Assignment: Write out the entries once more, exactly as they appear.

(The data Opens)

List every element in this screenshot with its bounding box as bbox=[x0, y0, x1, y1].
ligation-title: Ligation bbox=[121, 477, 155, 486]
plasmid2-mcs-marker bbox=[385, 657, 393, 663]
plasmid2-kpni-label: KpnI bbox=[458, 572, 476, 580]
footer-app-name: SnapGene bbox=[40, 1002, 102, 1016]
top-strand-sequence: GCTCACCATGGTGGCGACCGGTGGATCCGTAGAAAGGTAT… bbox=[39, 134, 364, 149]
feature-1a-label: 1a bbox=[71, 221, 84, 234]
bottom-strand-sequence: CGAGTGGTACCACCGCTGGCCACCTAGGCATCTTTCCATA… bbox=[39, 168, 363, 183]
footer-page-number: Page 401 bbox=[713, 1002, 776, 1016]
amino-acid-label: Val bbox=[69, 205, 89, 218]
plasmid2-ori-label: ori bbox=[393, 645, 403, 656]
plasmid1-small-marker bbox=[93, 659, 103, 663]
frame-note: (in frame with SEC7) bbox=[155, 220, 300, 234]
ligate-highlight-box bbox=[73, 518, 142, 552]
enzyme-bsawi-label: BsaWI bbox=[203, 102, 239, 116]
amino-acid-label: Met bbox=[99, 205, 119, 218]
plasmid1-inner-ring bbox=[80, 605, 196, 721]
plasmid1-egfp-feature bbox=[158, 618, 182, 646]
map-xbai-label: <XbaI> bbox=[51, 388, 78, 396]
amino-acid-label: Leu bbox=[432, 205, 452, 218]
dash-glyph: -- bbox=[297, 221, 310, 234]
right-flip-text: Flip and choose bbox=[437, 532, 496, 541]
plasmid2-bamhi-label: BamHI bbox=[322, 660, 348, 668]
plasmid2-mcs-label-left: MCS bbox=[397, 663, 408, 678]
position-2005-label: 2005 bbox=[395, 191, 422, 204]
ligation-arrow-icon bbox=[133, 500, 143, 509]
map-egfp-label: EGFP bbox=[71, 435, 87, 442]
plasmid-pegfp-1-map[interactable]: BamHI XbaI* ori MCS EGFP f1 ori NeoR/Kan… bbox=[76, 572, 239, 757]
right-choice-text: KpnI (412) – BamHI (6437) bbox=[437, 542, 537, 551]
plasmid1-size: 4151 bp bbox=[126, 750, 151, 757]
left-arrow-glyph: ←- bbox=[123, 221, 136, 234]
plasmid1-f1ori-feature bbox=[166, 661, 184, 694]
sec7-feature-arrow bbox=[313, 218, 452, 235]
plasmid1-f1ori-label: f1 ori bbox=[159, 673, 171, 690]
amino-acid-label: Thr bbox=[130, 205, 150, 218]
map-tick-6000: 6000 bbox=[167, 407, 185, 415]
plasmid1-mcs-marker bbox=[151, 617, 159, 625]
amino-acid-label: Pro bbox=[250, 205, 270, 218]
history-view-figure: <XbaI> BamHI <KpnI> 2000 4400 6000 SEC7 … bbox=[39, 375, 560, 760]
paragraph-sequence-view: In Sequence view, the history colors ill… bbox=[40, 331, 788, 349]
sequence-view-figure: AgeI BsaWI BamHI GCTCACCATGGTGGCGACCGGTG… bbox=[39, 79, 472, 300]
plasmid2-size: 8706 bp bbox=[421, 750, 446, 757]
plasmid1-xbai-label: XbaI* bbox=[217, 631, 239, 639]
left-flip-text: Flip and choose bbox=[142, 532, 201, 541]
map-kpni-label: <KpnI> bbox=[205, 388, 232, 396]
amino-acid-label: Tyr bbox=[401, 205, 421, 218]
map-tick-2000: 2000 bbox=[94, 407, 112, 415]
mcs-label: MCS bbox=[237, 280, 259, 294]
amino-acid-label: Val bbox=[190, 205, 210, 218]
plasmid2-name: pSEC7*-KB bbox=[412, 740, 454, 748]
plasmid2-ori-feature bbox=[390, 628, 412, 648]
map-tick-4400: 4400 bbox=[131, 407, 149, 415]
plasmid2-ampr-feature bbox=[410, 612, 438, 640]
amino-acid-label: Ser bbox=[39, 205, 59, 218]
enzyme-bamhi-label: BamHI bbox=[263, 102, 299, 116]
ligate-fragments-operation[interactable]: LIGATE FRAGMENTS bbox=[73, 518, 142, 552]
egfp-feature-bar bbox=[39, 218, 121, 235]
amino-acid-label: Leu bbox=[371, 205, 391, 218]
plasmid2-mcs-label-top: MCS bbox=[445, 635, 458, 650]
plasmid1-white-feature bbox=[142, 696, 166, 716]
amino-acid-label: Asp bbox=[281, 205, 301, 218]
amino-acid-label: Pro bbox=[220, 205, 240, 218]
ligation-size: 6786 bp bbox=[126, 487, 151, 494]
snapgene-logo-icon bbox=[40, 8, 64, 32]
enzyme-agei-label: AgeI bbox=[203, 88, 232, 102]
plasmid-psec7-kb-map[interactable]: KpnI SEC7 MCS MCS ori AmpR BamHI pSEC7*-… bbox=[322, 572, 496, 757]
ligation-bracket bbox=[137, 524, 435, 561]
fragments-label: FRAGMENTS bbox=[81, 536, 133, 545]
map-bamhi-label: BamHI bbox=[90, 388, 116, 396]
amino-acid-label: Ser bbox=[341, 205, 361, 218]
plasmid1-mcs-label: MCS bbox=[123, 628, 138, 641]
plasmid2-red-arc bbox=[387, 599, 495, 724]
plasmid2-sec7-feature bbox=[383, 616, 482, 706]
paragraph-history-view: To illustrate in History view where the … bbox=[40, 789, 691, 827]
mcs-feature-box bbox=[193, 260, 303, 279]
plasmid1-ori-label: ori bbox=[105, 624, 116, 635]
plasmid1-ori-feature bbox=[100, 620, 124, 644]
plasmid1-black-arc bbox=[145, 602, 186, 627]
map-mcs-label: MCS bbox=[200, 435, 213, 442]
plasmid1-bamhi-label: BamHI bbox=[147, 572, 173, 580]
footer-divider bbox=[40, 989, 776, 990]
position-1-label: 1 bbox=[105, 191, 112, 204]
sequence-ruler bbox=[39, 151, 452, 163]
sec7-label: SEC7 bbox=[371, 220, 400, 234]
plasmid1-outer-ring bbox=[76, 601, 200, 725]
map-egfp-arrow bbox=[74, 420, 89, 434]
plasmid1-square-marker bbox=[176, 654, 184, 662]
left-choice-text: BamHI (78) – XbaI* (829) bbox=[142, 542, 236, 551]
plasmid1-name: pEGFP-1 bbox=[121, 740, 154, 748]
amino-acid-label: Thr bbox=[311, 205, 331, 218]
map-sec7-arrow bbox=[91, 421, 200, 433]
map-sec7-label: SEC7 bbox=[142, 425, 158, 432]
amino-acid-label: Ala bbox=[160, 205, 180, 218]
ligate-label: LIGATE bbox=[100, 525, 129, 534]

(The data Closes)

Output below:
List every element in this screenshot with its bounding box as bbox=[x0, y0, x1, y1].
ligation-title: Ligation bbox=[121, 477, 155, 486]
plasmid2-mcs-marker bbox=[385, 657, 393, 663]
plasmid2-kpni-label: KpnI bbox=[458, 572, 476, 580]
footer-app-name: SnapGene bbox=[40, 1002, 102, 1016]
top-strand-sequence: GCTCACCATGGTGGCGACCGGTGGATCCGTAGAAAGGTAT… bbox=[39, 134, 364, 149]
feature-1a-label: 1a bbox=[71, 221, 84, 234]
bottom-strand-sequence: CGAGTGGTACCACCGCTGGCCACCTAGGCATCTTTCCATA… bbox=[39, 168, 363, 183]
footer-page-number: Page 401 bbox=[713, 1002, 776, 1016]
amino-acid-label: Val bbox=[69, 205, 89, 218]
plasmid2-ori-label: ori bbox=[393, 645, 403, 656]
plasmid1-small-marker bbox=[93, 659, 103, 663]
frame-note: (in frame with SEC7) bbox=[155, 220, 300, 234]
ligate-highlight-box bbox=[73, 518, 142, 552]
enzyme-bsawi-label: BsaWI bbox=[203, 102, 239, 116]
amino-acid-label: Met bbox=[99, 205, 119, 218]
plasmid1-inner-ring bbox=[80, 605, 196, 721]
plasmid1-egfp-feature bbox=[158, 618, 182, 646]
map-xbai-label: <XbaI> bbox=[51, 388, 78, 396]
amino-acid-label: Leu bbox=[432, 205, 452, 218]
dash-glyph: -- bbox=[297, 221, 310, 234]
right-flip-text: Flip and choose bbox=[437, 532, 496, 541]
plasmid2-bamhi-label: BamHI bbox=[322, 660, 348, 668]
plasmid2-mcs-label-left: MCS bbox=[397, 663, 408, 678]
position-2005-label: 2005 bbox=[395, 191, 422, 204]
ligation-arrow-icon bbox=[133, 500, 143, 509]
map-egfp-label: EGFP bbox=[71, 435, 87, 442]
plasmid-pegfp-1-map[interactable]: BamHI XbaI* ori MCS EGFP f1 ori NeoR/Kan… bbox=[76, 572, 239, 757]
right-choice-text: KpnI (412) – BamHI (6437) bbox=[437, 542, 537, 551]
plasmid1-size: 4151 bp bbox=[126, 750, 151, 757]
left-arrow-glyph: ←- bbox=[123, 221, 136, 234]
plasmid1-f1ori-feature bbox=[166, 661, 184, 694]
sec7-feature-arrow bbox=[313, 218, 452, 235]
plasmid1-f1ori-label: f1 ori bbox=[159, 673, 171, 690]
amino-acid-label: Thr bbox=[130, 205, 150, 218]
map-tick-6000: 6000 bbox=[167, 407, 185, 415]
plasmid1-mcs-marker bbox=[151, 617, 159, 625]
amino-acid-label: Pro bbox=[250, 205, 270, 218]
history-view-figure: <XbaI> BamHI <KpnI> 2000 4400 6000 SEC7 … bbox=[39, 375, 560, 760]
paragraph-sequence-view: In Sequence view, the history colors ill… bbox=[40, 331, 788, 349]
sequence-view-figure: AgeI BsaWI BamHI GCTCACCATGGTGGCGACCGGTG… bbox=[39, 79, 472, 300]
plasmid2-size: 8706 bp bbox=[421, 750, 446, 757]
plasmid1-xbai-label: XbaI* bbox=[217, 631, 239, 639]
left-flip-text: Flip and choose bbox=[142, 532, 201, 541]
map-kpni-label: <KpnI> bbox=[205, 388, 232, 396]
amino-acid-label: Tyr bbox=[401, 205, 421, 218]
map-tick-2000: 2000 bbox=[94, 407, 112, 415]
mcs-label: MCS bbox=[237, 280, 259, 294]
amino-acid-label: Val bbox=[190, 205, 210, 218]
plasmid2-name: pSEC7*-KB bbox=[412, 740, 454, 748]
plasmid2-ori-feature bbox=[390, 628, 412, 648]
map-tick-4400: 4400 bbox=[131, 407, 149, 415]
plasmid2-ampr-feature bbox=[410, 612, 438, 640]
amino-acid-label: Ser bbox=[39, 205, 59, 218]
enzyme-bamhi-label: BamHI bbox=[263, 102, 299, 116]
ligate-fragments-operation[interactable]: LIGATE FRAGMENTS bbox=[73, 518, 142, 552]
egfp-feature-bar bbox=[39, 218, 121, 235]
amino-acid-label: Leu bbox=[371, 205, 391, 218]
plasmid2-mcs-label-top: MCS bbox=[445, 635, 458, 650]
plasmid1-white-feature bbox=[142, 696, 166, 716]
amino-acid-label: Asp bbox=[281, 205, 301, 218]
amino-acid-label: Pro bbox=[220, 205, 240, 218]
ligation-size: 6786 bp bbox=[126, 487, 151, 494]
snapgene-logo-icon bbox=[40, 8, 64, 32]
enzyme-agei-label: AgeI bbox=[203, 88, 232, 102]
plasmid-psec7-kb-map[interactable]: KpnI SEC7 MCS MCS ori AmpR BamHI pSEC7*-… bbox=[322, 572, 496, 757]
ligation-bracket bbox=[137, 524, 435, 561]
fragments-label: FRAGMENTS bbox=[81, 536, 133, 545]
map-bamhi-label: BamHI bbox=[90, 388, 116, 396]
amino-acid-label: Ser bbox=[341, 205, 361, 218]
plasmid1-mcs-label: MCS bbox=[123, 628, 138, 641]
plasmid2-red-arc bbox=[387, 599, 495, 724]
plasmid2-sec7-feature bbox=[383, 616, 482, 706]
paragraph-history-view: To illustrate in History view where the … bbox=[40, 789, 691, 827]
mcs-feature-box bbox=[193, 260, 303, 279]
plasmid1-ori-label: ori bbox=[105, 624, 116, 635]
plasmid1-ori-feature bbox=[100, 620, 124, 644]
plasmid1-black-arc bbox=[145, 602, 186, 627]
map-mcs-label: MCS bbox=[200, 435, 213, 442]
plasmid1-bamhi-label: BamHI bbox=[147, 572, 173, 580]
footer-divider bbox=[40, 989, 776, 990]
position-1-label: 1 bbox=[105, 191, 112, 204]
sequence-ruler bbox=[39, 151, 452, 163]
sec7-label: SEC7 bbox=[371, 220, 400, 234]
plasmid1-outer-ring bbox=[76, 601, 200, 725]
map-egfp-arrow bbox=[74, 420, 89, 434]
plasmid1-square-marker bbox=[176, 654, 184, 662]
left-choice-text: BamHI (78) – XbaI* (829) bbox=[142, 542, 236, 551]
plasmid1-name: pEGFP-1 bbox=[121, 740, 154, 748]
amino-acid-label: Thr bbox=[311, 205, 331, 218]
map-sec7-arrow bbox=[91, 421, 200, 433]
map-sec7-label: SEC7 bbox=[142, 425, 158, 432]
amino-acid-label: Ala bbox=[160, 205, 180, 218]
ligate-label: LIGATE bbox=[100, 525, 129, 534]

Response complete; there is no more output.